(Lines of data)

● ● ● ● ●

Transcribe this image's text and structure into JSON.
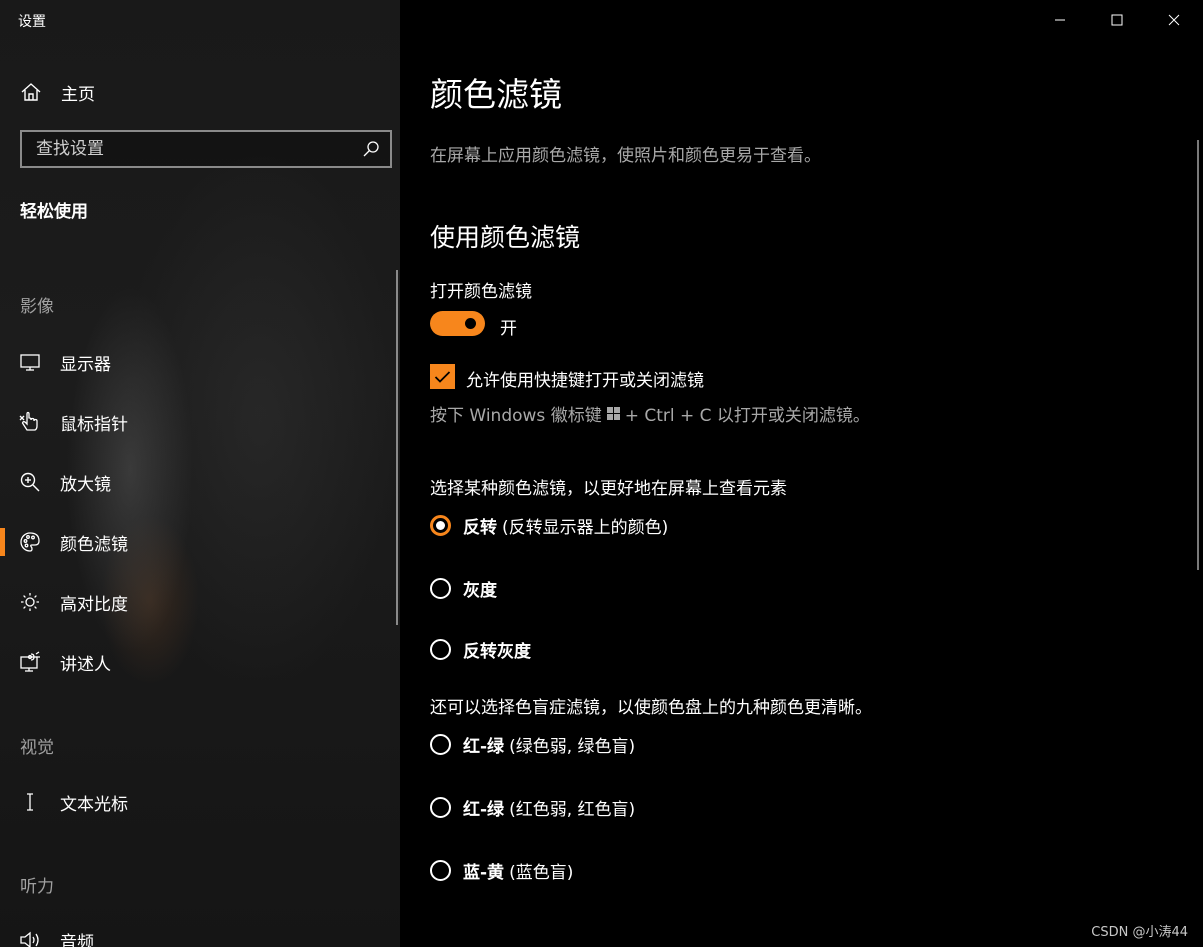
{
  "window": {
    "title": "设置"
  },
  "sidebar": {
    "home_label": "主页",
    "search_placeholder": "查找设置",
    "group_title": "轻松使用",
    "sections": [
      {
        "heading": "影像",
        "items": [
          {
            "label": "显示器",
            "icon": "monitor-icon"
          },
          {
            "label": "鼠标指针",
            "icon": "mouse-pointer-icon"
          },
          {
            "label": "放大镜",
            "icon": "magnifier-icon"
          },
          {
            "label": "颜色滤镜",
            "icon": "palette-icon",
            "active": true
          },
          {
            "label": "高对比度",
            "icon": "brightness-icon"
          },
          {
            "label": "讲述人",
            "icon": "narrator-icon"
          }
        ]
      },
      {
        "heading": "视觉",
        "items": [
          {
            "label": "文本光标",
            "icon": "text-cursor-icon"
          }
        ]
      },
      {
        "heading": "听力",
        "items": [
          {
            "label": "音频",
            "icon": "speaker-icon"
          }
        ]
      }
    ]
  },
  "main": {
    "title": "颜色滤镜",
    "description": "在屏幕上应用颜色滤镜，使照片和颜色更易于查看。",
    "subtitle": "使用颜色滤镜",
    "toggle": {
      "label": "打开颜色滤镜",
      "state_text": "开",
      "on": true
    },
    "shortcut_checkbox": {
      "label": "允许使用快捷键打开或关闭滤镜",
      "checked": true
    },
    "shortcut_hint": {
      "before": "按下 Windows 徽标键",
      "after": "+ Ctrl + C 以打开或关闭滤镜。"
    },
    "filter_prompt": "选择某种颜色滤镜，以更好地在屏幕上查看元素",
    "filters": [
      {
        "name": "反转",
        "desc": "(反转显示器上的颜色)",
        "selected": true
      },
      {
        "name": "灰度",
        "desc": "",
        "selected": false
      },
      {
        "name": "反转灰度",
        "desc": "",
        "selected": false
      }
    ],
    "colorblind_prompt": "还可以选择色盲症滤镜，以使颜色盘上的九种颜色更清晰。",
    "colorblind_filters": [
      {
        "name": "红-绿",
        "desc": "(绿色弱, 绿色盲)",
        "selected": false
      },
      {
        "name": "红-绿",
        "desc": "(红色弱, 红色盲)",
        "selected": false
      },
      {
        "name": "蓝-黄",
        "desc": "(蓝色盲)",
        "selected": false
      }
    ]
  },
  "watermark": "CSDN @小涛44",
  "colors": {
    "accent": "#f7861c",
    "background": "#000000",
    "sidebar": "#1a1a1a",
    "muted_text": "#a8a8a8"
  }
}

● ● ● ● ●

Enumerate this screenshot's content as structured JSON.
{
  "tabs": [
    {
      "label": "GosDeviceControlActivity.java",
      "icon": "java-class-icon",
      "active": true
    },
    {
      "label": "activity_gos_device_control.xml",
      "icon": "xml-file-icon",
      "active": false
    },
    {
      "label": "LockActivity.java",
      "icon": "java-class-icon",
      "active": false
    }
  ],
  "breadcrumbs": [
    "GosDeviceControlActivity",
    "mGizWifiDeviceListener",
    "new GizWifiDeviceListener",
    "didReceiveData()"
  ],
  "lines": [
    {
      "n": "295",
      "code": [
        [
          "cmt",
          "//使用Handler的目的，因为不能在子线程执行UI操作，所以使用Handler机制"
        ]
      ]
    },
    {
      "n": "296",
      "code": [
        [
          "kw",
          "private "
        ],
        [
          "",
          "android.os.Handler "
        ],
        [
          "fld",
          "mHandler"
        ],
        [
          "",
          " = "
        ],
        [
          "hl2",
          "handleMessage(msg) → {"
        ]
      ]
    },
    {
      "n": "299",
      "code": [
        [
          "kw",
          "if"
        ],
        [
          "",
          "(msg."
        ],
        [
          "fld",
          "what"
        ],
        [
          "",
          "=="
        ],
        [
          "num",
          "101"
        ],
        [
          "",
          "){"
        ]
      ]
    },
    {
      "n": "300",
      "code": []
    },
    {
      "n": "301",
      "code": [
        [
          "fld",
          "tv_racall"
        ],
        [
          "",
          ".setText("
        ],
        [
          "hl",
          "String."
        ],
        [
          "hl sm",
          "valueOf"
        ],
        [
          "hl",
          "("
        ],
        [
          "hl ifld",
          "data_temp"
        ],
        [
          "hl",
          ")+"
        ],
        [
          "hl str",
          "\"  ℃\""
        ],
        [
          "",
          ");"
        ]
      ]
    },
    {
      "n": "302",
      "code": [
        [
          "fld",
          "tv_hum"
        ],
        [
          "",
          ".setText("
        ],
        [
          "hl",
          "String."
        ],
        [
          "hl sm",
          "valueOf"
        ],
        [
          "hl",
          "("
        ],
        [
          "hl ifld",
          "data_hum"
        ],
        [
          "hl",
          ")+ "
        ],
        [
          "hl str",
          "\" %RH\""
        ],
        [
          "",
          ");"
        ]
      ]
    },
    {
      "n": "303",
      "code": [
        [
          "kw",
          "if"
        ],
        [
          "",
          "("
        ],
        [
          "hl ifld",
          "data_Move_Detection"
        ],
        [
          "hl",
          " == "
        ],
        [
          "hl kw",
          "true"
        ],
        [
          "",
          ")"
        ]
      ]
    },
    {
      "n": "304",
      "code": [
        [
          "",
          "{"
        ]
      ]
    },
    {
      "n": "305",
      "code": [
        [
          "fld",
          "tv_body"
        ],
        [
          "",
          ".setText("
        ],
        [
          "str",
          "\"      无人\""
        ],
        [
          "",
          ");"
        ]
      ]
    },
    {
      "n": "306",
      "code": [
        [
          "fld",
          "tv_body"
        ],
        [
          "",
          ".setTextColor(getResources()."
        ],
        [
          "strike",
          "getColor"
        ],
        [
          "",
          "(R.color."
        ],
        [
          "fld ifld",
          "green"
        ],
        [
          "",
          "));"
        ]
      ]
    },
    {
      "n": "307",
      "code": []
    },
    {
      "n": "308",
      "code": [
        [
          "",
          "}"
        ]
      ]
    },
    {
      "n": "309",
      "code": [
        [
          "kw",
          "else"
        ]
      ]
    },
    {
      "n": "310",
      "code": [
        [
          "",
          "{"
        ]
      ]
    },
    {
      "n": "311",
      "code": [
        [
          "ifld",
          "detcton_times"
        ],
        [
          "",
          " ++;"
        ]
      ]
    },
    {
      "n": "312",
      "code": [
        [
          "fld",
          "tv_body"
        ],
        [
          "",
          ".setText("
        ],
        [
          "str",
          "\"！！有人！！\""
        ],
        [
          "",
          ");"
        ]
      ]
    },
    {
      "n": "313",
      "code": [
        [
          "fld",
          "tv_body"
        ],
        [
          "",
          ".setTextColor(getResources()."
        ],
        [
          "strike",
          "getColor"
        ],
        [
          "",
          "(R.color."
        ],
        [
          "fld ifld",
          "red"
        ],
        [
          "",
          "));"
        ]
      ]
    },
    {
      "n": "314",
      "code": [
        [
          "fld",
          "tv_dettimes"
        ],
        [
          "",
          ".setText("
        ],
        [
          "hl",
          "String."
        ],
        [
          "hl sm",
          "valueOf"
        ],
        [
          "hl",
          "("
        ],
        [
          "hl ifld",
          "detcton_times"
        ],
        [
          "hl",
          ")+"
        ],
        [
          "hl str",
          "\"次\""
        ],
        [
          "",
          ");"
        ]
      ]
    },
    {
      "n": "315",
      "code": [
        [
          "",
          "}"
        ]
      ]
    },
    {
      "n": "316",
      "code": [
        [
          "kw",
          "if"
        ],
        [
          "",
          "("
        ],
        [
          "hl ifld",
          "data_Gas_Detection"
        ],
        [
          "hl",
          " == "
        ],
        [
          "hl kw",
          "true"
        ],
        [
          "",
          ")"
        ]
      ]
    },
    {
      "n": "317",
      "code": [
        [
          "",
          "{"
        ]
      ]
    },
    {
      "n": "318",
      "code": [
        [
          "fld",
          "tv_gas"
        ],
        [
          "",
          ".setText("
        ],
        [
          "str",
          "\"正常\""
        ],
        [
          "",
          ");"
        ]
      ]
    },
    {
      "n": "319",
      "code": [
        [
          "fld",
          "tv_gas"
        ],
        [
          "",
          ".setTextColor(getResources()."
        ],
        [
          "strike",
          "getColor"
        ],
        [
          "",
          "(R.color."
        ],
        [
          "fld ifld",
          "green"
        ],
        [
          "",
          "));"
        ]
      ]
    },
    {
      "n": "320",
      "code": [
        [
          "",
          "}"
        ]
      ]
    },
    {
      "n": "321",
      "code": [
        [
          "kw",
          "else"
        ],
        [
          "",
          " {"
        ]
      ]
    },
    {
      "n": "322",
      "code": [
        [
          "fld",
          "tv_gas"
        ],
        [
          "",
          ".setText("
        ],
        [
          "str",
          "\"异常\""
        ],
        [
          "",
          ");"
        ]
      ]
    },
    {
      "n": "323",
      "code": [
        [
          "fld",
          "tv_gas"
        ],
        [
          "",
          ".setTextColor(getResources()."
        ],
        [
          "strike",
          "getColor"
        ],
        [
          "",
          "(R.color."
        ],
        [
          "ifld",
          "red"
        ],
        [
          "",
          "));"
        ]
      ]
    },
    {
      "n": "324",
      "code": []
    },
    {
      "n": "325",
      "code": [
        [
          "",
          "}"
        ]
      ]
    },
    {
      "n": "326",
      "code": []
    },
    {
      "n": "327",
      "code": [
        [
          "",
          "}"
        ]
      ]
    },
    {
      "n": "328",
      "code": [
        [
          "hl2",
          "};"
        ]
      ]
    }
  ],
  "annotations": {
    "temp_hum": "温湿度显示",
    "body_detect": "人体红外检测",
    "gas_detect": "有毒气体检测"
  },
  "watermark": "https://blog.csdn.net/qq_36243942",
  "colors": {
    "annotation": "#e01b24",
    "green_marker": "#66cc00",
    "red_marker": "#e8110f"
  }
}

● ● ● ● ●

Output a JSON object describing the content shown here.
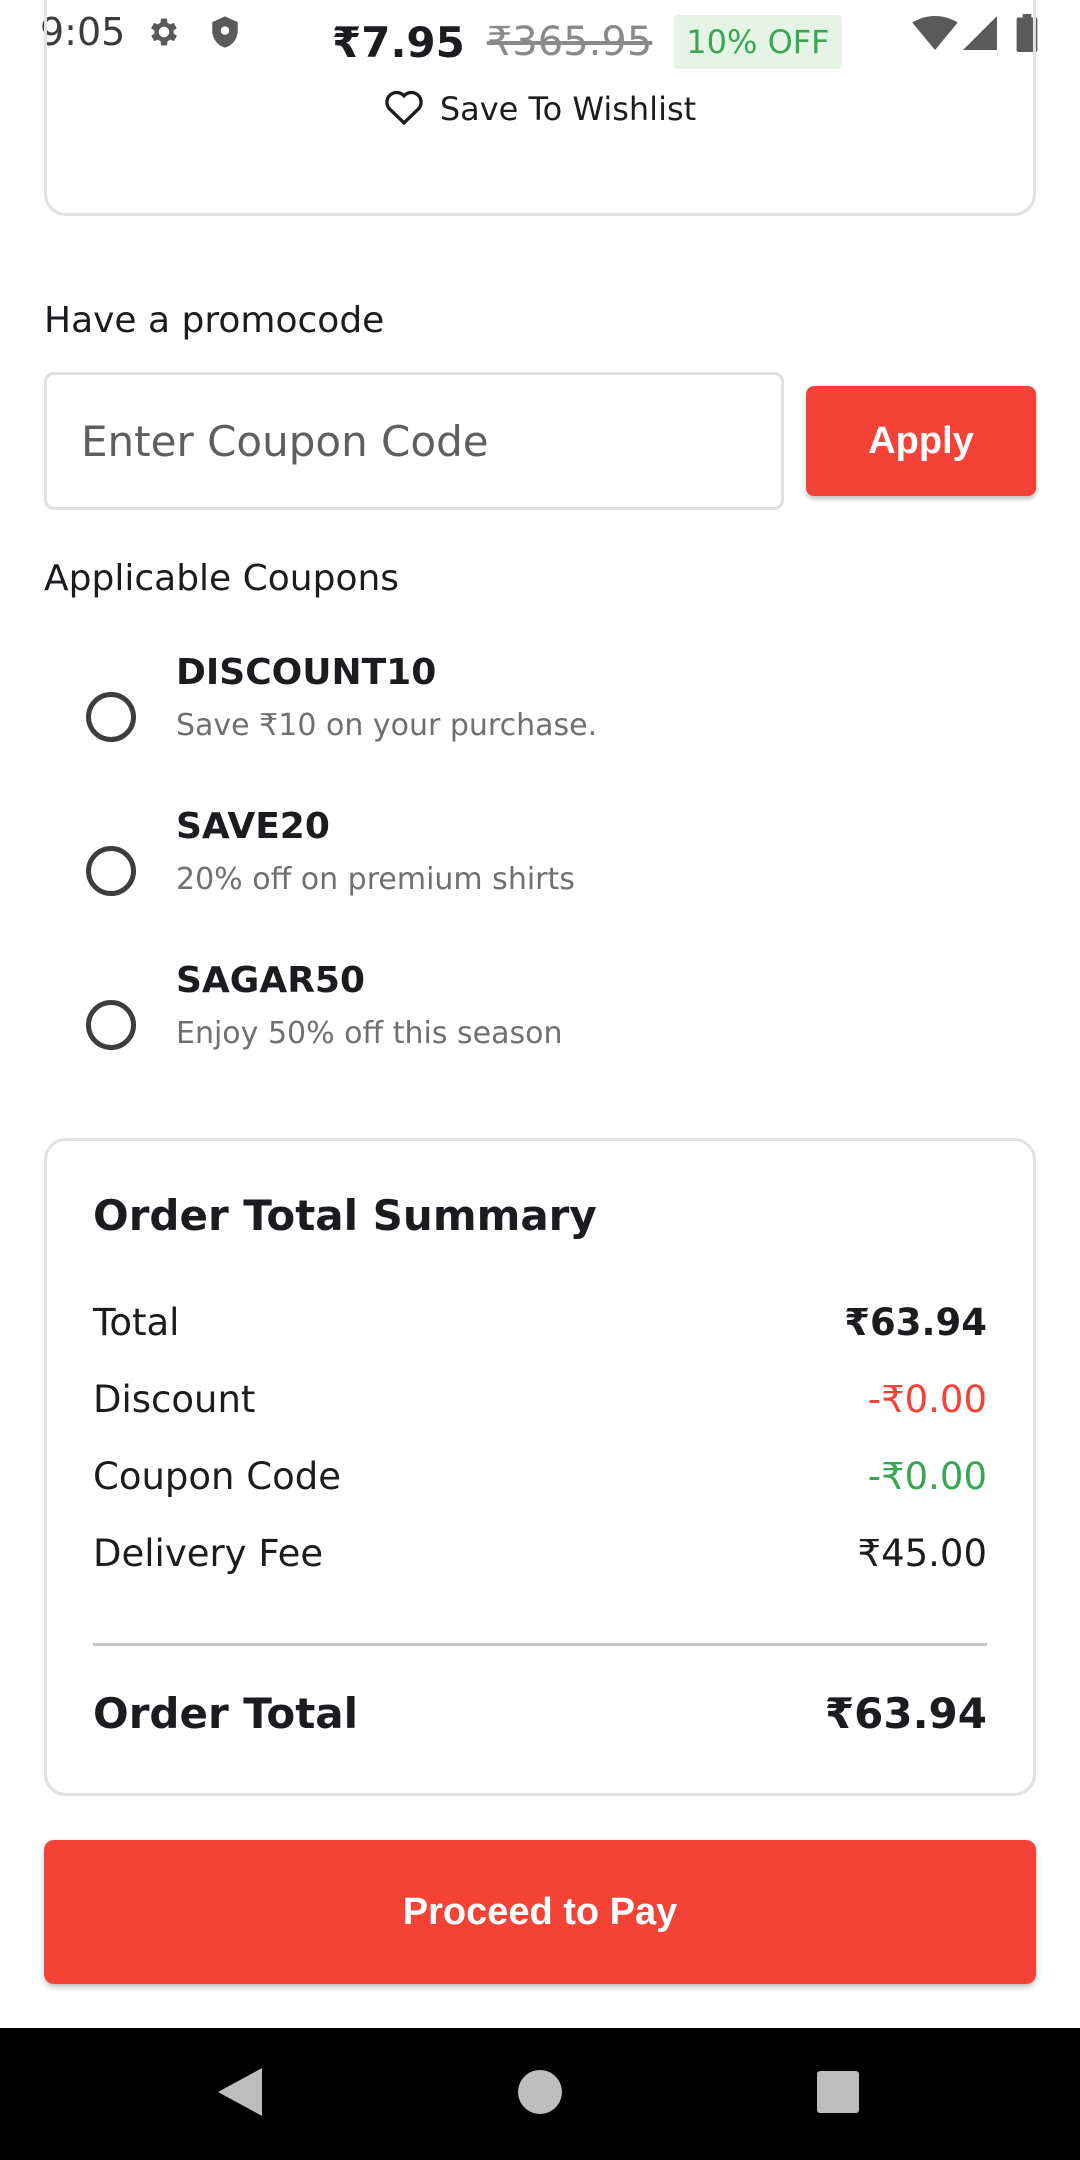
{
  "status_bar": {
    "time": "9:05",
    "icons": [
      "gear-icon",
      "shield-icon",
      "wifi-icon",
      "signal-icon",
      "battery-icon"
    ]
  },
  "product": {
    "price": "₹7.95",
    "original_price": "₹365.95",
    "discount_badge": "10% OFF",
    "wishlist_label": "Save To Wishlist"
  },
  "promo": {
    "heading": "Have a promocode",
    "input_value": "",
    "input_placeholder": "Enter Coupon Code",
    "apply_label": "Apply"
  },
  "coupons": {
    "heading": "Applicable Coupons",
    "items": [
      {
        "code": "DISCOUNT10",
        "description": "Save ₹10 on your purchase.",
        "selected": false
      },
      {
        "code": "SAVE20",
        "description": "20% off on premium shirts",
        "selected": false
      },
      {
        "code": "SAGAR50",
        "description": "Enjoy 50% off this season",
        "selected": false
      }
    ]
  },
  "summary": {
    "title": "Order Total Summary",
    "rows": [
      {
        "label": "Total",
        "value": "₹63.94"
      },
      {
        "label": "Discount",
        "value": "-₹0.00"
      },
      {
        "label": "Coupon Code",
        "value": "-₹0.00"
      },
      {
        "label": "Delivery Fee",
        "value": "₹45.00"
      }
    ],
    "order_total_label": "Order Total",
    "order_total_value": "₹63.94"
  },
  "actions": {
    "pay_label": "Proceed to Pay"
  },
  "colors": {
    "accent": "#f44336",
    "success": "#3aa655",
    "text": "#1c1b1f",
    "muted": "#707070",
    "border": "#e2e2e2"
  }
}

● ● ● ● ●

Objective ->
Tally how many lines of the records hold the word "GosDeviceControlActivity". Answer with the number only.

Exercise answer ->
2